TASK STATEMENT. Filter the data for lines with the word "Winterton", then copy every line so identified.

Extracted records
============================================================
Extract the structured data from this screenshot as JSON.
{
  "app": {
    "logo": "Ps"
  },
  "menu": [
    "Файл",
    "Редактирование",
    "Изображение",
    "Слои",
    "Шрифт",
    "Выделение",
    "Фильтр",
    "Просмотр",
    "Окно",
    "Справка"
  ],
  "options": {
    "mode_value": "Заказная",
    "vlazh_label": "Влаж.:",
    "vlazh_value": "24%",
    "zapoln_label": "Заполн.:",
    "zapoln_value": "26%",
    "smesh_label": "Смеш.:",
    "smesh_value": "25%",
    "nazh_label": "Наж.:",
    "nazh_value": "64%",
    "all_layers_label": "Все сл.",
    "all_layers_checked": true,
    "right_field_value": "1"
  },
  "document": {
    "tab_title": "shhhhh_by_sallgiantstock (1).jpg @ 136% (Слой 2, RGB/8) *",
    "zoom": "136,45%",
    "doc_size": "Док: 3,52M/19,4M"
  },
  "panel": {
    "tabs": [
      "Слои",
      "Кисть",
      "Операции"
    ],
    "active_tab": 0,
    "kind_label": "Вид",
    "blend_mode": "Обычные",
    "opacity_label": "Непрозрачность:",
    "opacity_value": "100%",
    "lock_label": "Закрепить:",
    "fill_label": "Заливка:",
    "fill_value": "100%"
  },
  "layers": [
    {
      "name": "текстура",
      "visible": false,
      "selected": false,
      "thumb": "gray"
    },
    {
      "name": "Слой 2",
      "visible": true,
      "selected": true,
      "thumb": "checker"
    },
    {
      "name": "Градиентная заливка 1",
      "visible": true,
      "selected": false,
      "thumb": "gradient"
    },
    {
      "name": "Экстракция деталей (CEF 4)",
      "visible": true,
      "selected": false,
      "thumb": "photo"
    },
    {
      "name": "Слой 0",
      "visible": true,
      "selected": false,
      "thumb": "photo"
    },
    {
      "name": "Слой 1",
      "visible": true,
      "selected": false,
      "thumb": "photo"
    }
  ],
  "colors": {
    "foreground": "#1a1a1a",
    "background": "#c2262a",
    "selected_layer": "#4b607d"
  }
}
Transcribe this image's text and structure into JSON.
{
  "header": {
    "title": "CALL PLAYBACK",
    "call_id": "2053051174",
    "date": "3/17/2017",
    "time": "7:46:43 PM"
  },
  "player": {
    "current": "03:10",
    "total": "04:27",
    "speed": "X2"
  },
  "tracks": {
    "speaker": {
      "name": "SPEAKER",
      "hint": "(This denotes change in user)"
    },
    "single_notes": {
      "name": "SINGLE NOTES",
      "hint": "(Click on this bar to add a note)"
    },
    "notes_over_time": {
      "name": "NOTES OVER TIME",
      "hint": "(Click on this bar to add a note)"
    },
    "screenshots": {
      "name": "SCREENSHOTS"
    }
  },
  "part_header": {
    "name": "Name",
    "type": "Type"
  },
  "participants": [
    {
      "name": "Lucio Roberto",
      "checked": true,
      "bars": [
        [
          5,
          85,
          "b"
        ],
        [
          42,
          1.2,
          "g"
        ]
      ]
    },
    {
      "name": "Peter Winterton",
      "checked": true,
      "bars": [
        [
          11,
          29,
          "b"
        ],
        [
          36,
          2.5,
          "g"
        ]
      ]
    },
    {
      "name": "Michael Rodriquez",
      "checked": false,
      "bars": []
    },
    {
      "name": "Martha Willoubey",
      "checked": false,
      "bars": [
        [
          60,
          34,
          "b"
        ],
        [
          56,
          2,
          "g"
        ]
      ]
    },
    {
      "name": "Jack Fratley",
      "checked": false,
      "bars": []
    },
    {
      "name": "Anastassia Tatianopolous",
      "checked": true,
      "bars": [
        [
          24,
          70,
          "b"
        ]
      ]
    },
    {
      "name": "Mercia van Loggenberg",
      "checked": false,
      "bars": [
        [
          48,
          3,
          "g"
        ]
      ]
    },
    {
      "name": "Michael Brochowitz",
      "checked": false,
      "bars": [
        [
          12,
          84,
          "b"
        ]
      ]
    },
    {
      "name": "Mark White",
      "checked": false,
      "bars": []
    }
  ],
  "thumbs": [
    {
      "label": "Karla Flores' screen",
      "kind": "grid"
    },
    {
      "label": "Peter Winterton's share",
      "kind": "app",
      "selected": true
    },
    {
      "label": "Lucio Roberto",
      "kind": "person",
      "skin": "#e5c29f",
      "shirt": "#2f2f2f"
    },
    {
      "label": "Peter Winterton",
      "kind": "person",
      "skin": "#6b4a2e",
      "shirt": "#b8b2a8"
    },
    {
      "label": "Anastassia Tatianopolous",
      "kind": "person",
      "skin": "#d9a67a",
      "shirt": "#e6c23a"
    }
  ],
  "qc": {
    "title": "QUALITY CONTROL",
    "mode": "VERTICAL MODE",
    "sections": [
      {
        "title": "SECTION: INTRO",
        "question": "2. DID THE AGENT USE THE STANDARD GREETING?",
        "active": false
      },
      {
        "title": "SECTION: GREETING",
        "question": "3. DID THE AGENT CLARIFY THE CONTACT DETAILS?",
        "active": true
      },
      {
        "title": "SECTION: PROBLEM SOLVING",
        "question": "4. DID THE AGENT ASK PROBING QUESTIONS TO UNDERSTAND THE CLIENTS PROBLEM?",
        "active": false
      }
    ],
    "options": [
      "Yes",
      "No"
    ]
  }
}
============================================================
FULL OUTPUT.
      "name": "Peter Winterton",
      "label": "Peter Winterton's share",
      "label": "Peter Winterton",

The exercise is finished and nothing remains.